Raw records
** start **
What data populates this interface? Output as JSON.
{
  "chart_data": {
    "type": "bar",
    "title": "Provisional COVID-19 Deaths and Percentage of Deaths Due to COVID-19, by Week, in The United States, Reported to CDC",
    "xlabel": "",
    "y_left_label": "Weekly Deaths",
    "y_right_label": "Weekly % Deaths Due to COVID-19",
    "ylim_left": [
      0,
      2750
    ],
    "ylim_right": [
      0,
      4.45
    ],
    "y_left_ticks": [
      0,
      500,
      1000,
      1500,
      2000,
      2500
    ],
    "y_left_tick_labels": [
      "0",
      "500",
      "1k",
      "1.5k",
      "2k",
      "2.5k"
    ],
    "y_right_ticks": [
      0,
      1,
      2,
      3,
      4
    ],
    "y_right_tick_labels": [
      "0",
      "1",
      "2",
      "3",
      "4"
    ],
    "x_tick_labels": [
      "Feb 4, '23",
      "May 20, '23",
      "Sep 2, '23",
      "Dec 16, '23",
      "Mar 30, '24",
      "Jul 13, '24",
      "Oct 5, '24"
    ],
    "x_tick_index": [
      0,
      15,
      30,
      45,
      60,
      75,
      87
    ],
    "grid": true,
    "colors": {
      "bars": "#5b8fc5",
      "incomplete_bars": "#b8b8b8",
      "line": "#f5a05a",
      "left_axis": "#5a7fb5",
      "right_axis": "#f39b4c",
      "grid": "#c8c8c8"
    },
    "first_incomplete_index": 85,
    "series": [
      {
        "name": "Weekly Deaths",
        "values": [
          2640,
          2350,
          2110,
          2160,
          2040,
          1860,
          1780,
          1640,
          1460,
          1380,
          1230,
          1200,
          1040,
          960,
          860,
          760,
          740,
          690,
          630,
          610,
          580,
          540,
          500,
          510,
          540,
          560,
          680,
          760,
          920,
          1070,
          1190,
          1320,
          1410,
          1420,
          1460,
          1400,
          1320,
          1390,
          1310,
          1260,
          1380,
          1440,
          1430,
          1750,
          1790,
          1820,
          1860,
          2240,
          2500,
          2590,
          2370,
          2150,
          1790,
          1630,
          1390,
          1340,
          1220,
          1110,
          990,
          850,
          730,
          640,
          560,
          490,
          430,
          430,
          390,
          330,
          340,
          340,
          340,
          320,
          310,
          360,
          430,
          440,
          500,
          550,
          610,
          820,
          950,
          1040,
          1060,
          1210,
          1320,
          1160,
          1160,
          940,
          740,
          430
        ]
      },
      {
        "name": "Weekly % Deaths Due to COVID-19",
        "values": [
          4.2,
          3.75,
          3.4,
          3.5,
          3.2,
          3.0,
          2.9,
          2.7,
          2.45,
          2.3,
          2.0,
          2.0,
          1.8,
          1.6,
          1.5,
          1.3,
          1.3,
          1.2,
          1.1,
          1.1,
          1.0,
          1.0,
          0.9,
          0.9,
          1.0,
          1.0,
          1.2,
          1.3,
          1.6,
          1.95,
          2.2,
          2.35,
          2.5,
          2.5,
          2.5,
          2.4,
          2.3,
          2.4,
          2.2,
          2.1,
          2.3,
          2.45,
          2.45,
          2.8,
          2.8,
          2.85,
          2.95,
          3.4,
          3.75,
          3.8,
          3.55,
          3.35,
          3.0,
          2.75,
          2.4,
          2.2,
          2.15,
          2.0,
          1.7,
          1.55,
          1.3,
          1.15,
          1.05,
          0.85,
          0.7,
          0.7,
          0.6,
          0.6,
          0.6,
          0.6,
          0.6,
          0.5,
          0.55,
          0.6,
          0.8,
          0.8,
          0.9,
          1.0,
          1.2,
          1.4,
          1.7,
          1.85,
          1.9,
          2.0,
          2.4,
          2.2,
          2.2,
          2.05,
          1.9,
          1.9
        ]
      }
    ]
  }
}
** end **
Restate all of the entries exactly, please.

- **Answer for this exercise**
What data populates this interface? Output as JSON.
{
  "chart_data": {
    "type": "bar",
    "title": "Provisional COVID-19 Deaths and Percentage of Deaths Due to COVID-19, by Week, in The United States, Reported to CDC",
    "xlabel": "",
    "y_left_label": "Weekly Deaths",
    "y_right_label": "Weekly % Deaths Due to COVID-19",
    "ylim_left": [
      0,
      2750
    ],
    "ylim_right": [
      0,
      4.45
    ],
    "y_left_ticks": [
      0,
      500,
      1000,
      1500,
      2000,
      2500
    ],
    "y_left_tick_labels": [
      "0",
      "500",
      "1k",
      "1.5k",
      "2k",
      "2.5k"
    ],
    "y_right_ticks": [
      0,
      1,
      2,
      3,
      4
    ],
    "y_right_tick_labels": [
      "0",
      "1",
      "2",
      "3",
      "4"
    ],
    "x_tick_labels": [
      "Feb 4, '23",
      "May 20, '23",
      "Sep 2, '23",
      "Dec 16, '23",
      "Mar 30, '24",
      "Jul 13, '24",
      "Oct 5, '24"
    ],
    "x_tick_index": [
      0,
      15,
      30,
      45,
      60,
      75,
      87
    ],
    "grid": true,
    "colors": {
      "bars": "#5b8fc5",
      "incomplete_bars": "#b8b8b8",
      "line": "#f5a05a",
      "left_axis": "#5a7fb5",
      "right_axis": "#f39b4c",
      "grid": "#c8c8c8"
    },
    "first_incomplete_index": 85,
    "series": [
      {
        "name": "Weekly Deaths",
        "values": [
          2640,
          2350,
          2110,
          2160,
          2040,
          1860,
          1780,
          1640,
          1460,
          1380,
          1230,
          1200,
          1040,
          960,
          860,
          760,
          740,
          690,
          630,
          610,
          580,
          540,
          500,
          510,
          540,
          560,
          680,
          760,
          920,
          1070,
          1190,
          1320,
          1410,
          1420,
          1460,
          1400,
          1320,
          1390,
          1310,
          1260,
          1380,
          1440,
          1430,
          1750,
          1790,
          1820,
          1860,
          2240,
          2500,
          2590,
          2370,
          2150,
          1790,
          1630,
          1390,
          1340,
          1220,
          1110,
          990,
          850,
          730,
          640,
          560,
          490,
          430,
          430,
          390,
          330,
          340,
          340,
          340,
          320,
          310,
          360,
          430,
          440,
          500,
          550,
          610,
          820,
          950,
          1040,
          1060,
          1210,
          1320,
          1160,
          1160,
          940,
          740,
          430
        ]
      },
      {
        "name": "Weekly % Deaths Due to COVID-19",
        "values": [
          4.2,
          3.75,
          3.4,
          3.5,
          3.2,
          3.0,
          2.9,
          2.7,
          2.45,
          2.3,
          2.0,
          2.0,
          1.8,
          1.6,
          1.5,
          1.3,
          1.3,
          1.2,
          1.1,
          1.1,
          1.0,
          1.0,
          0.9,
          0.9,
          1.0,
          1.0,
          1.2,
          1.3,
          1.6,
          1.95,
          2.2,
          2.35,
          2.5,
          2.5,
          2.5,
          2.4,
          2.3,
          2.4,
          2.2,
          2.1,
          2.3,
          2.45,
          2.45,
          2.8,
          2.8,
          2.85,
          2.95,
          3.4,
          3.75,
          3.8,
          3.55,
          3.35,
          3.0,
          2.75,
          2.4,
          2.2,
          2.15,
          2.0,
          1.7,
          1.55,
          1.3,
          1.15,
          1.05,
          0.85,
          0.7,
          0.7,
          0.6,
          0.6,
          0.6,
          0.6,
          0.6,
          0.5,
          0.55,
          0.6,
          0.8,
          0.8,
          0.9,
          1.0,
          1.2,
          1.4,
          1.7,
          1.85,
          1.9,
          2.0,
          2.4,
          2.2,
          2.2,
          2.05,
          1.9,
          1.9
        ]
      }
    ]
  }
}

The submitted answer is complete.